Raw data -

============================================================

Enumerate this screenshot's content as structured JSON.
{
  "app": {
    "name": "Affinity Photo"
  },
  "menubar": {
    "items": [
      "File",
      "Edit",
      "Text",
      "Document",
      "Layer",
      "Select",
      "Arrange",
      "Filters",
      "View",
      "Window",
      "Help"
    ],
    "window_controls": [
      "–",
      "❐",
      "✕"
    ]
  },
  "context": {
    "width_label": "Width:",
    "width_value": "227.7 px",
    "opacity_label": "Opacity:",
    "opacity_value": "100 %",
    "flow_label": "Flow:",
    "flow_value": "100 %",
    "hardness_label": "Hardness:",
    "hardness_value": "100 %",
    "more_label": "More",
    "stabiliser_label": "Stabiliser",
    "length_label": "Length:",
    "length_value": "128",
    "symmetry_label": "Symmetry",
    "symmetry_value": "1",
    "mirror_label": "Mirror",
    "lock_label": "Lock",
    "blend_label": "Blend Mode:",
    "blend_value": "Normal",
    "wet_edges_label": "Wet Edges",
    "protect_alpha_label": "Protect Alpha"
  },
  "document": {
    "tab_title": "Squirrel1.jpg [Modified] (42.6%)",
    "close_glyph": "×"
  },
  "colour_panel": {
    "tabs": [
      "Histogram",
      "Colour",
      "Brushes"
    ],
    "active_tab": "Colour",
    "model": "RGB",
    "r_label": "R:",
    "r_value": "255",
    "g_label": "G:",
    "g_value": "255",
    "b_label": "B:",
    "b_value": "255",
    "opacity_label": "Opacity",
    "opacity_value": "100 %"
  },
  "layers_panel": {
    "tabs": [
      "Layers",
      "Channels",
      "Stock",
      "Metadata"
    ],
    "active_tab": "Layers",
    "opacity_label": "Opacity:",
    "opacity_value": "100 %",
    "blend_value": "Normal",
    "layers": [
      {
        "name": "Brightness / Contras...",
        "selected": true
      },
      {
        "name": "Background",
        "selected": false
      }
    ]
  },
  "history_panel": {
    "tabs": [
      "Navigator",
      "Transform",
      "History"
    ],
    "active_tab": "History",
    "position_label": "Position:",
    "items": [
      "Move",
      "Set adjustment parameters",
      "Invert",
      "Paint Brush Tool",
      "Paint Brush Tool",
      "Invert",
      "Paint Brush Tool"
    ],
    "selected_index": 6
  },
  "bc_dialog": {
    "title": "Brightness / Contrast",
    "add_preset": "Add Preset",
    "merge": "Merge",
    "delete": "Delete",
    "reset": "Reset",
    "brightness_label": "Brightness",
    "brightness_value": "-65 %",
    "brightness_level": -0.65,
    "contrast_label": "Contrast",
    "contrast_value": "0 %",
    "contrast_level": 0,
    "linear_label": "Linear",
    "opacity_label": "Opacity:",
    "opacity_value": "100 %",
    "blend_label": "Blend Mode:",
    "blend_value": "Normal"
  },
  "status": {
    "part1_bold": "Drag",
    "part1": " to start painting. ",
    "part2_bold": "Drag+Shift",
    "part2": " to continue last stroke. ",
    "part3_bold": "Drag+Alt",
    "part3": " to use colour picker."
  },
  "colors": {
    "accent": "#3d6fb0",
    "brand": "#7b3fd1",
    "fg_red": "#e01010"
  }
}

============================================================

Exercise -
Repeat every record exactly as written, please.

Final answer -
Enumerate this screenshot's content as structured JSON.
{
  "app": {
    "name": "Affinity Photo"
  },
  "menubar": {
    "items": [
      "File",
      "Edit",
      "Text",
      "Document",
      "Layer",
      "Select",
      "Arrange",
      "Filters",
      "View",
      "Window",
      "Help"
    ],
    "window_controls": [
      "–",
      "❐",
      "✕"
    ]
  },
  "context": {
    "width_label": "Width:",
    "width_value": "227.7 px",
    "opacity_label": "Opacity:",
    "opacity_value": "100 %",
    "flow_label": "Flow:",
    "flow_value": "100 %",
    "hardness_label": "Hardness:",
    "hardness_value": "100 %",
    "more_label": "More",
    "stabiliser_label": "Stabiliser",
    "length_label": "Length:",
    "length_value": "128",
    "symmetry_label": "Symmetry",
    "symmetry_value": "1",
    "mirror_label": "Mirror",
    "lock_label": "Lock",
    "blend_label": "Blend Mode:",
    "blend_value": "Normal",
    "wet_edges_label": "Wet Edges",
    "protect_alpha_label": "Protect Alpha"
  },
  "document": {
    "tab_title": "Squirrel1.jpg [Modified] (42.6%)",
    "close_glyph": "×"
  },
  "colour_panel": {
    "tabs": [
      "Histogram",
      "Colour",
      "Brushes"
    ],
    "active_tab": "Colour",
    "model": "RGB",
    "r_label": "R:",
    "r_value": "255",
    "g_label": "G:",
    "g_value": "255",
    "b_label": "B:",
    "b_value": "255",
    "opacity_label": "Opacity",
    "opacity_value": "100 %"
  },
  "layers_panel": {
    "tabs": [
      "Layers",
      "Channels",
      "Stock",
      "Metadata"
    ],
    "active_tab": "Layers",
    "opacity_label": "Opacity:",
    "opacity_value": "100 %",
    "blend_value": "Normal",
    "layers": [
      {
        "name": "Brightness / Contras...",
        "selected": true
      },
      {
        "name": "Background",
        "selected": false
      }
    ]
  },
  "history_panel": {
    "tabs": [
      "Navigator",
      "Transform",
      "History"
    ],
    "active_tab": "History",
    "position_label": "Position:",
    "items": [
      "Move",
      "Set adjustment parameters",
      "Invert",
      "Paint Brush Tool",
      "Paint Brush Tool",
      "Invert",
      "Paint Brush Tool"
    ],
    "selected_index": 6
  },
  "bc_dialog": {
    "title": "Brightness / Contrast",
    "add_preset": "Add Preset",
    "merge": "Merge",
    "delete": "Delete",
    "reset": "Reset",
    "brightness_label": "Brightness",
    "brightness_value": "-65 %",
    "brightness_level": -0.65,
    "contrast_label": "Contrast",
    "contrast_value": "0 %",
    "contrast_level": 0,
    "linear_label": "Linear",
    "opacity_label": "Opacity:",
    "opacity_value": "100 %",
    "blend_label": "Blend Mode:",
    "blend_value": "Normal"
  },
  "status": {
    "part1_bold": "Drag",
    "part1": " to start painting. ",
    "part2_bold": "Drag+Shift",
    "part2": " to continue last stroke. ",
    "part3_bold": "Drag+Alt",
    "part3": " to use colour picker."
  },
  "colors": {
    "accent": "#3d6fb0",
    "brand": "#7b3fd1",
    "fg_red": "#e01010"
  }
}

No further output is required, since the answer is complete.